EXERCISE OBJECTIVE: In the entries below, count every line containing "routiers". Reply with the number alone.

EXCERPTED RECORDS:
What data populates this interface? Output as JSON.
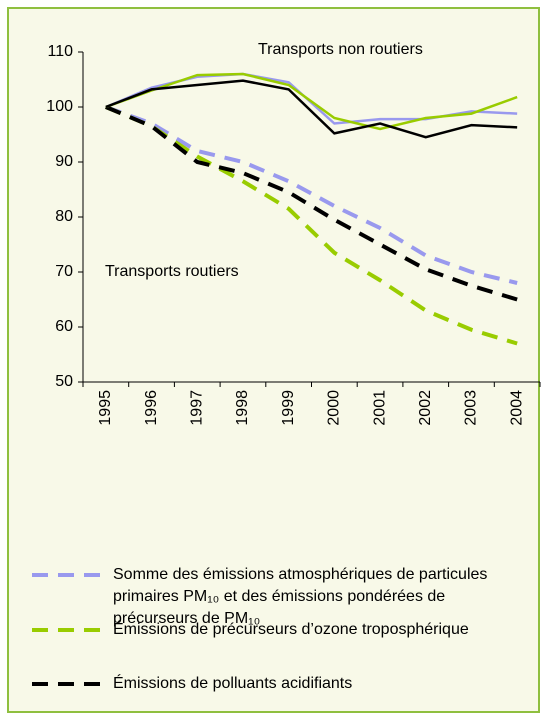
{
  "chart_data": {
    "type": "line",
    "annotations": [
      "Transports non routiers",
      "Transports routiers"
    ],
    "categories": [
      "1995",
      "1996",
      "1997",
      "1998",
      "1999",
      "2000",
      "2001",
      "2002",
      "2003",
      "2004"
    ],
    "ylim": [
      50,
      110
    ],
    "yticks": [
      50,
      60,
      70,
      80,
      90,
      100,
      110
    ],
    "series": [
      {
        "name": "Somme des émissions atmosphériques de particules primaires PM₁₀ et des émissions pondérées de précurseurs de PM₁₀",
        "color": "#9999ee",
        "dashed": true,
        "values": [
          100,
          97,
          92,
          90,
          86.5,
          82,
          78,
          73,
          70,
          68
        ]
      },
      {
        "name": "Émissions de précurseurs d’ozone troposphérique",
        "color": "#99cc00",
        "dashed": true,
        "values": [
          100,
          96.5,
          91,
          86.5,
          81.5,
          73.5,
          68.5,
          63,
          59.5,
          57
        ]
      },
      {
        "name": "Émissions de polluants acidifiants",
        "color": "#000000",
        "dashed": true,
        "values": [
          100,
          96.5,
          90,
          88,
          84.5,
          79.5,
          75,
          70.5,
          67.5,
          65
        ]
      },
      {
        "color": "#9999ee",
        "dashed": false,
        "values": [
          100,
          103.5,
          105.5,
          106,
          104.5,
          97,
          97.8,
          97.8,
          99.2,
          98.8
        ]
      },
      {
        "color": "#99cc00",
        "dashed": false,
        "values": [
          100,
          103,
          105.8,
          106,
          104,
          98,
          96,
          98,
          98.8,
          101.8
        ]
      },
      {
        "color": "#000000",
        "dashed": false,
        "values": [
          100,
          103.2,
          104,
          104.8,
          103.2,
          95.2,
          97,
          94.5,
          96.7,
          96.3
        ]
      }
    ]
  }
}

---

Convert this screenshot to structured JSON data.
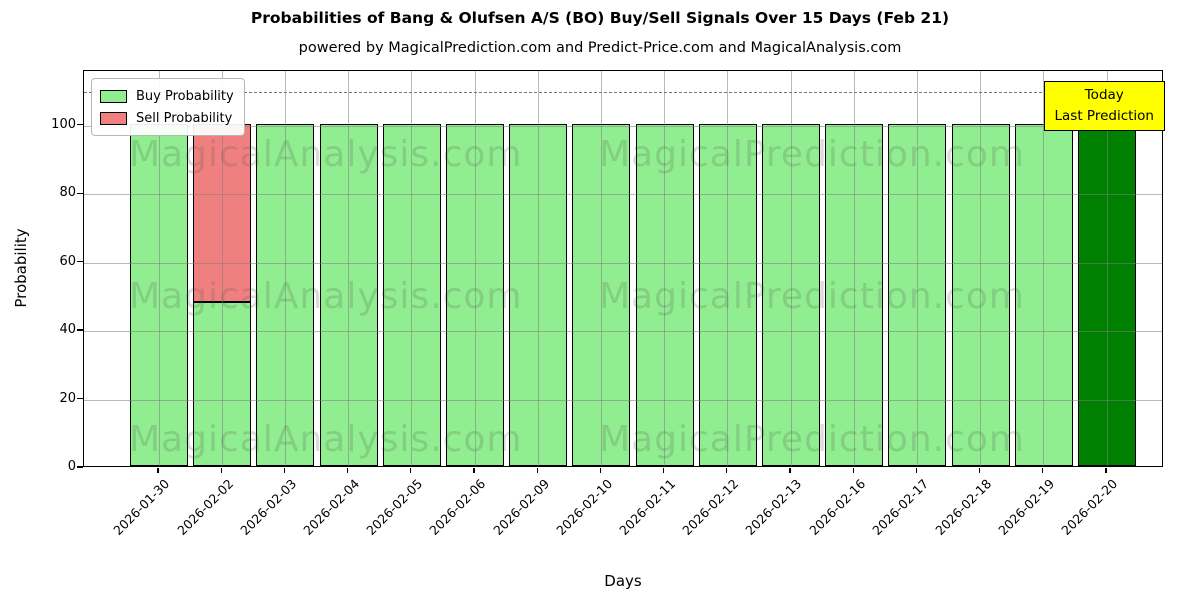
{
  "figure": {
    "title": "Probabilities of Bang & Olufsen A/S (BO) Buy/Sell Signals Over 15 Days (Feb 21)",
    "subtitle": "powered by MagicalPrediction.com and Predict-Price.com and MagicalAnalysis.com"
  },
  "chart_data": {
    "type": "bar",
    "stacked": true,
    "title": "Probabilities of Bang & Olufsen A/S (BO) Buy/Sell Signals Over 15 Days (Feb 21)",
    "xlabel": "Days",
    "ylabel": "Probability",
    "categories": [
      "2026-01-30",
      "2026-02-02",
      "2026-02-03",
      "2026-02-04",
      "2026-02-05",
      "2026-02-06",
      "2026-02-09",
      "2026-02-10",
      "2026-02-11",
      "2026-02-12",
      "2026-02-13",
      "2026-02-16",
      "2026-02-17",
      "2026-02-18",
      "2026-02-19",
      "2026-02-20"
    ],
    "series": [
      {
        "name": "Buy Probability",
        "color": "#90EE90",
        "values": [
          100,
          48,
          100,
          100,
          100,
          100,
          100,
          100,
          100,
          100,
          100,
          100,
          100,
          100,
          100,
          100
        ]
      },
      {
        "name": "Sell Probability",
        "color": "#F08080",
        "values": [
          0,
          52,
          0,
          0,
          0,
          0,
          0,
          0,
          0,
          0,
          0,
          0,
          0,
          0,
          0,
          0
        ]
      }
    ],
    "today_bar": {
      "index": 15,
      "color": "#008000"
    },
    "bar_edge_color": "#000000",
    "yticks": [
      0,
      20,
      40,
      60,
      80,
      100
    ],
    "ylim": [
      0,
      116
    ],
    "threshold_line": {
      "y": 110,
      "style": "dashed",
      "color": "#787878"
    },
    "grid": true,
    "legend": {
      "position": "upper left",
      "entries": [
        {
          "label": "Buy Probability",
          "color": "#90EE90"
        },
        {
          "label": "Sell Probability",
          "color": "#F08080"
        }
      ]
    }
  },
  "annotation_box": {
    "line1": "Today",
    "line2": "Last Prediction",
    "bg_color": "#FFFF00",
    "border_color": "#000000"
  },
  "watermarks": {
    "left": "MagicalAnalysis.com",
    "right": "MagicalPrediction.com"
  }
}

ANSWER TO THIS EXERCISE: 2